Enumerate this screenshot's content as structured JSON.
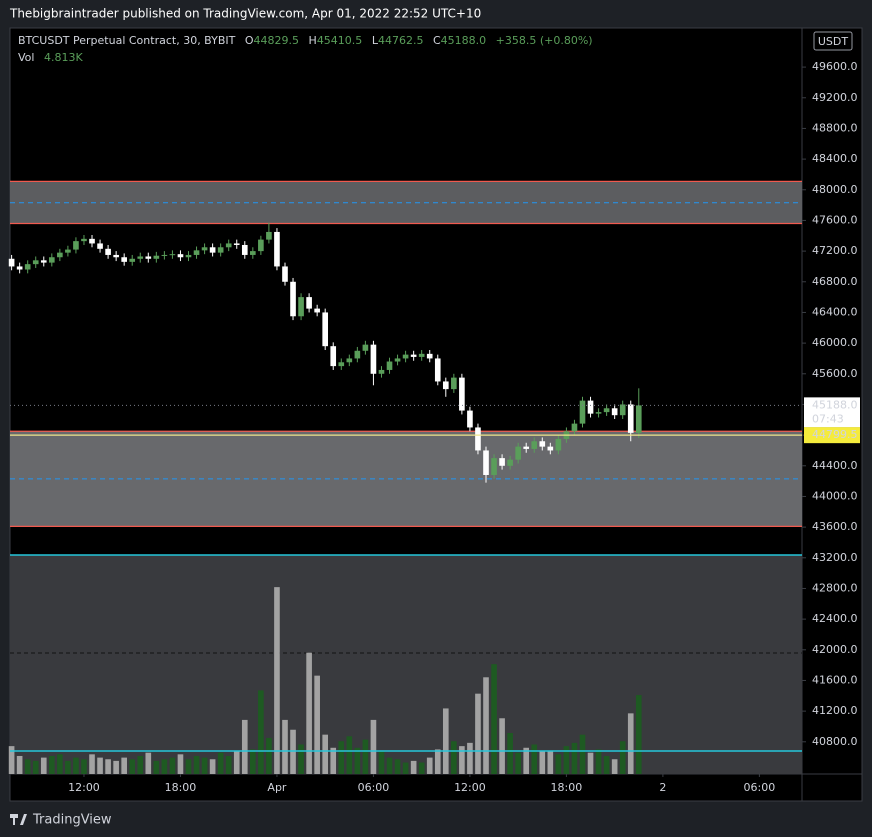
{
  "chart_data": {
    "type": "candlestick",
    "header": "Thebigbraintrader published on TradingView.com, Apr 01, 2022 22:52 UTC+10",
    "symbol": "BTCUSDT Perpetual Contract, 30, BYBIT",
    "legend": {
      "o_key": "O",
      "open": "44829.5",
      "h_key": "H",
      "high": "45410.5",
      "l_key": "L",
      "low": "44762.5",
      "c_key": "C",
      "close": "45188.0",
      "change": "+358.5 (+0.80%)"
    },
    "volume_name": "Vol",
    "volume_label": "4.813K",
    "currency": "USDT",
    "last_price_label": "45188.0",
    "countdown": "07:43",
    "hline": {
      "value": 44799.5,
      "label": "44799.5"
    },
    "brand": "TradingView",
    "up_color": "#5a9e5a",
    "down_color": "#ffffff",
    "volume_up_color": "#1e5a22",
    "volume_down_color": "#a3a3a3",
    "zones": [
      [
        47560,
        48110
      ],
      [
        43610,
        44850
      ]
    ],
    "zone_midlines": [
      47830,
      44230
    ],
    "x": [
      7.5,
      8,
      8.5,
      9,
      9.5,
      10,
      10.5,
      11,
      11.5,
      12,
      12.5,
      13,
      13.5,
      14,
      14.5,
      15,
      15.5,
      16,
      16.5,
      17,
      17.5,
      18,
      18.5,
      19,
      19.5,
      20,
      20.5,
      21,
      21.5,
      22,
      22.5,
      23,
      23.5,
      24,
      24.5,
      25,
      25.5,
      26,
      26.5,
      27,
      27.5,
      28,
      28.5,
      29,
      29.5,
      30,
      30.5,
      31,
      31.5,
      32,
      32.5,
      33,
      33.5,
      34,
      34.5,
      35,
      35.5,
      36,
      36.5,
      37,
      37.5,
      38,
      38.5,
      39,
      39.5,
      40,
      40.5,
      41,
      41.5,
      42,
      42.5,
      43,
      43.5,
      44,
      44.5,
      45,
      45.5,
      46,
      46.5
    ],
    "open": [
      47100,
      47000,
      46960,
      47030,
      47080,
      47050,
      47120,
      47180,
      47220,
      47330,
      47360,
      47300,
      47230,
      47150,
      47120,
      47060,
      47100,
      47130,
      47100,
      47140,
      47150,
      47160,
      47120,
      47150,
      47210,
      47250,
      47180,
      47250,
      47300,
      47280,
      47150,
      47200,
      47350,
      47450,
      47000,
      46800,
      46350,
      46600,
      46450,
      46400,
      45960,
      45700,
      45750,
      45800,
      45900,
      45980,
      45600,
      45650,
      45760,
      45800,
      45850,
      45820,
      45860,
      45800,
      45500,
      45400,
      45550,
      45120,
      44900,
      44600,
      44280,
      44500,
      44400,
      44480,
      44650,
      44620,
      44720,
      44650,
      44600,
      44750,
      44850,
      44950,
      45250,
      45080,
      45100,
      45150,
      45060,
      45200,
      44829.5
    ],
    "high": [
      47150,
      47050,
      47080,
      47130,
      47130,
      47170,
      47230,
      47270,
      47380,
      47410,
      47410,
      47350,
      47280,
      47200,
      47170,
      47150,
      47180,
      47180,
      47190,
      47200,
      47210,
      47210,
      47200,
      47260,
      47300,
      47300,
      47300,
      47350,
      47350,
      47330,
      47250,
      47400,
      47570,
      47500,
      47050,
      46850,
      46650,
      46650,
      46500,
      46450,
      46010,
      45800,
      45850,
      45950,
      46030,
      46030,
      45700,
      45810,
      45850,
      45900,
      45900,
      45910,
      45910,
      45850,
      45550,
      45600,
      45600,
      45170,
      44950,
      44650,
      44550,
      44550,
      44530,
      44700,
      44700,
      44770,
      44770,
      44700,
      44800,
      44900,
      45000,
      45300,
      45300,
      45150,
      45200,
      45200,
      45250,
      45250,
      45410.5
    ],
    "low": [
      46950,
      46910,
      46910,
      46980,
      47000,
      47000,
      47070,
      47130,
      47170,
      47280,
      47250,
      47180,
      47100,
      47070,
      47010,
      47010,
      47050,
      47050,
      47050,
      47090,
      47100,
      47070,
      47070,
      47100,
      47160,
      47130,
      47130,
      47200,
      47230,
      47100,
      47100,
      47150,
      47300,
      46950,
      46750,
      46300,
      46300,
      46400,
      46350,
      45910,
      45650,
      45650,
      45700,
      45750,
      45850,
      45450,
      45550,
      45600,
      45710,
      45750,
      45770,
      45770,
      45750,
      45450,
      45300,
      45350,
      45070,
      44850,
      44550,
      44180,
      44230,
      44350,
      44350,
      44430,
      44570,
      44570,
      44600,
      44550,
      44550,
      44700,
      44800,
      44900,
      45030,
      45030,
      45050,
      45010,
      45010,
      44720,
      44762.5
    ],
    "close": [
      47000,
      46960,
      47030,
      47080,
      47050,
      47120,
      47180,
      47220,
      47330,
      47360,
      47300,
      47230,
      47150,
      47120,
      47060,
      47100,
      47130,
      47100,
      47140,
      47150,
      47160,
      47120,
      47150,
      47210,
      47250,
      47180,
      47250,
      47300,
      47280,
      47150,
      47200,
      47350,
      47450,
      47000,
      46800,
      46350,
      46600,
      46450,
      46400,
      45960,
      45700,
      45750,
      45800,
      45900,
      45980,
      45600,
      45650,
      45760,
      45800,
      45850,
      45820,
      45860,
      45800,
      45500,
      45400,
      45550,
      45120,
      44900,
      44600,
      44280,
      44500,
      44400,
      44480,
      44650,
      44620,
      44720,
      44650,
      44600,
      44750,
      44850,
      44950,
      45250,
      45080,
      45100,
      45150,
      45060,
      45200,
      44829.5,
      45188.0
    ],
    "volume": [
      1700,
      1100,
      900,
      800,
      1000,
      1100,
      1200,
      800,
      1000,
      900,
      1200,
      1000,
      900,
      800,
      1000,
      900,
      1100,
      1300,
      800,
      900,
      1000,
      1200,
      900,
      1100,
      1000,
      900,
      1300,
      1100,
      1400,
      3300,
      1500,
      5100,
      2200,
      11400,
      3300,
      2700,
      1800,
      7400,
      6000,
      2400,
      1600,
      2000,
      2300,
      1600,
      2100,
      3300,
      1400,
      1000,
      900,
      700,
      800,
      700,
      1000,
      1500,
      4000,
      2000,
      1700,
      1900,
      4900,
      5900,
      6700,
      3400,
      2500,
      1300,
      1600,
      1800,
      1400,
      1400,
      1200,
      1700,
      1900,
      2400,
      1300,
      1500,
      1100,
      900,
      2000,
      3700,
      4813
    ],
    "volume_ylim": [
      0,
      13360
    ],
    "xlim": [
      7.4,
      56.65
    ],
    "xticks": [
      {
        "value": 12,
        "label": "12:00"
      },
      {
        "value": 18,
        "label": "18:00"
      },
      {
        "value": 24,
        "label": "Apr"
      },
      {
        "value": 30,
        "label": "06:00"
      },
      {
        "value": 36,
        "label": "12:00"
      },
      {
        "value": 42,
        "label": "18:00"
      },
      {
        "value": 48,
        "label": "2"
      },
      {
        "value": 54,
        "label": "06:00"
      }
    ],
    "ylim": [
      40380,
      50110
    ],
    "yticks": [
      {
        "value": 49600,
        "label": "49600.0"
      },
      {
        "value": 49200,
        "label": "49200.0"
      },
      {
        "value": 48800,
        "label": "48800.0"
      },
      {
        "value": 48400,
        "label": "48400.0"
      },
      {
        "value": 48000,
        "label": "48000.0"
      },
      {
        "value": 47600,
        "label": "47600.0"
      },
      {
        "value": 47200,
        "label": "47200.0"
      },
      {
        "value": 46800,
        "label": "46800.0"
      },
      {
        "value": 46400,
        "label": "46400.0"
      },
      {
        "value": 46000,
        "label": "46000.0"
      },
      {
        "value": 45600,
        "label": "45600.0"
      },
      {
        "value": 45200,
        "label": "45200.0"
      },
      {
        "value": 44800,
        "label": "44800.0"
      },
      {
        "value": 44400,
        "label": "44400.0"
      },
      {
        "value": 44000,
        "label": "44000.0"
      },
      {
        "value": 43600,
        "label": "43600.0"
      },
      {
        "value": 43200,
        "label": "43200.0"
      },
      {
        "value": 42800,
        "label": "42800.0"
      },
      {
        "value": 42400,
        "label": "42400.0"
      },
      {
        "value": 42000,
        "label": "42000.0"
      },
      {
        "value": 41600,
        "label": "41600.0"
      },
      {
        "value": 41200,
        "label": "41200.0"
      },
      {
        "value": 40800,
        "label": "40800.0"
      }
    ]
  }
}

▬▬▬

Check each line above for the word "TradingView" and give the number of lines that have it, nothing else.

__Response__
2